===== Records for the task
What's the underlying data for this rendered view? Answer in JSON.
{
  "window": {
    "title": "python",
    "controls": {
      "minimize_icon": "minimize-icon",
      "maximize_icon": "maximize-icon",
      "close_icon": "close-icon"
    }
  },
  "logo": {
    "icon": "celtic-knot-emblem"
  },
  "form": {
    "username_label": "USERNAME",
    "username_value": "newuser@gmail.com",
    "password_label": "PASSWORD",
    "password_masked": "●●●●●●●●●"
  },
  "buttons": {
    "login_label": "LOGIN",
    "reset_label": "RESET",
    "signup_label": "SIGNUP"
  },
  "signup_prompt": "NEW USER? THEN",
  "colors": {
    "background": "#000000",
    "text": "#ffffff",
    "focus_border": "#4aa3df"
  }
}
==========
===== Records for the task
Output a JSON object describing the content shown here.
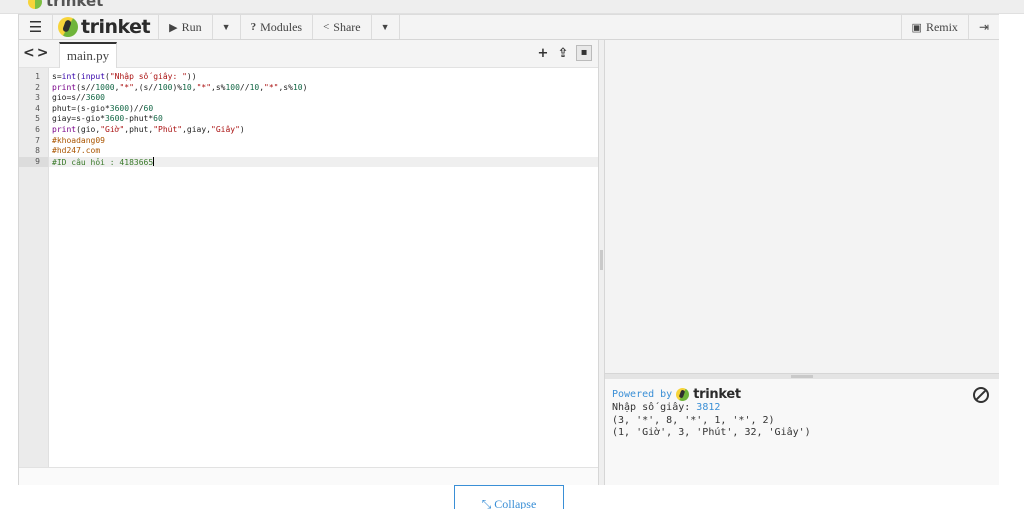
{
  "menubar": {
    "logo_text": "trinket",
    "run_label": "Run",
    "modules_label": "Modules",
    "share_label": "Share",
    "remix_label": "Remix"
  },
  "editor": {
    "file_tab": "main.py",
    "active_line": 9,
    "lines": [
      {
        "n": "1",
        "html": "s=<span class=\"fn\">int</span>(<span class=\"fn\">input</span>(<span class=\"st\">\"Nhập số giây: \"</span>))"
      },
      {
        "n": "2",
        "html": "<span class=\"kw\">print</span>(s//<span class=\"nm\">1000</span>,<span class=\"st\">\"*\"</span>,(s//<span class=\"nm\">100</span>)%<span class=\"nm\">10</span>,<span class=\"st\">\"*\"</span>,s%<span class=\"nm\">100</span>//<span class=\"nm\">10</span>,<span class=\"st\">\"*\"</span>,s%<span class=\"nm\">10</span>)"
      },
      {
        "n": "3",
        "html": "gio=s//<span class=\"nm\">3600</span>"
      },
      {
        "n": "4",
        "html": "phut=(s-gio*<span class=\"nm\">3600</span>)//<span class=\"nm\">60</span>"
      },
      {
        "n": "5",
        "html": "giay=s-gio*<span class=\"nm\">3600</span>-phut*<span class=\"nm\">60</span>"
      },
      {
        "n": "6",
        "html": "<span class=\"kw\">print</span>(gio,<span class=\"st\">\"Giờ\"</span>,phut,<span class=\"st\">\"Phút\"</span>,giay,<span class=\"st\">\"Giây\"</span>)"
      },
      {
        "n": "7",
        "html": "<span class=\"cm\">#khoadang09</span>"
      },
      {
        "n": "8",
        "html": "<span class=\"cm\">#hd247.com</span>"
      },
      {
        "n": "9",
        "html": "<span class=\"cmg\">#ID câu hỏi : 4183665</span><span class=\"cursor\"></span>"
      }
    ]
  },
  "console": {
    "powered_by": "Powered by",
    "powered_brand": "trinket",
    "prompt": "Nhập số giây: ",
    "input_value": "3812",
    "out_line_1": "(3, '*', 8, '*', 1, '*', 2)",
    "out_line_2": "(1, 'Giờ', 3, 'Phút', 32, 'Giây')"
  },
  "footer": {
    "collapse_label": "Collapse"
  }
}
==========
§ What you have to do: Which lines above hold the word "icon"? Copy each of them.

§ Exercise response:
      "minimize_icon": "minimize-icon",
      "maximize_icon": "maximize-icon",
      "close_icon": "close-icon"
    "icon": "celtic-knot-emblem"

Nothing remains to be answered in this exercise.